> [WHAT NEEDS TO BE DONE]: Exactly as given, repeat all of the entries.

> [ROWS]:
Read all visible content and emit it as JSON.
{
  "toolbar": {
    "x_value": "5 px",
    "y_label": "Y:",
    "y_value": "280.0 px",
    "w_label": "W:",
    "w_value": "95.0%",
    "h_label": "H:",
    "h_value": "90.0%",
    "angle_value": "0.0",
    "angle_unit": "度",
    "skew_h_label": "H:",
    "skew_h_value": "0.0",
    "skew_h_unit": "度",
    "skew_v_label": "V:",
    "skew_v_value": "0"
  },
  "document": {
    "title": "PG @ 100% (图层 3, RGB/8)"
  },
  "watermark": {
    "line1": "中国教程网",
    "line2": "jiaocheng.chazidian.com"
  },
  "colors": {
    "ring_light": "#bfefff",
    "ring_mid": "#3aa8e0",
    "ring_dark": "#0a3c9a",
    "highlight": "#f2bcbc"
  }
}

> [IN RESPONSE]:
Read all visible content and emit it as JSON.
{
  "toolbar": {
    "x_value": "5 px",
    "y_label": "Y:",
    "y_value": "280.0 px",
    "w_label": "W:",
    "w_value": "95.0%",
    "h_label": "H:",
    "h_value": "90.0%",
    "angle_value": "0.0",
    "angle_unit": "度",
    "skew_h_label": "H:",
    "skew_h_value": "0.0",
    "skew_h_unit": "度",
    "skew_v_label": "V:",
    "skew_v_value": "0"
  },
  "document": {
    "title": "PG @ 100% (图层 3, RGB/8)"
  },
  "watermark": {
    "line1": "中国教程网",
    "line2": "jiaocheng.chazidian.com"
  },
  "colors": {
    "ring_light": "#bfefff",
    "ring_mid": "#3aa8e0",
    "ring_dark": "#0a3c9a",
    "highlight": "#f2bcbc"
  }
}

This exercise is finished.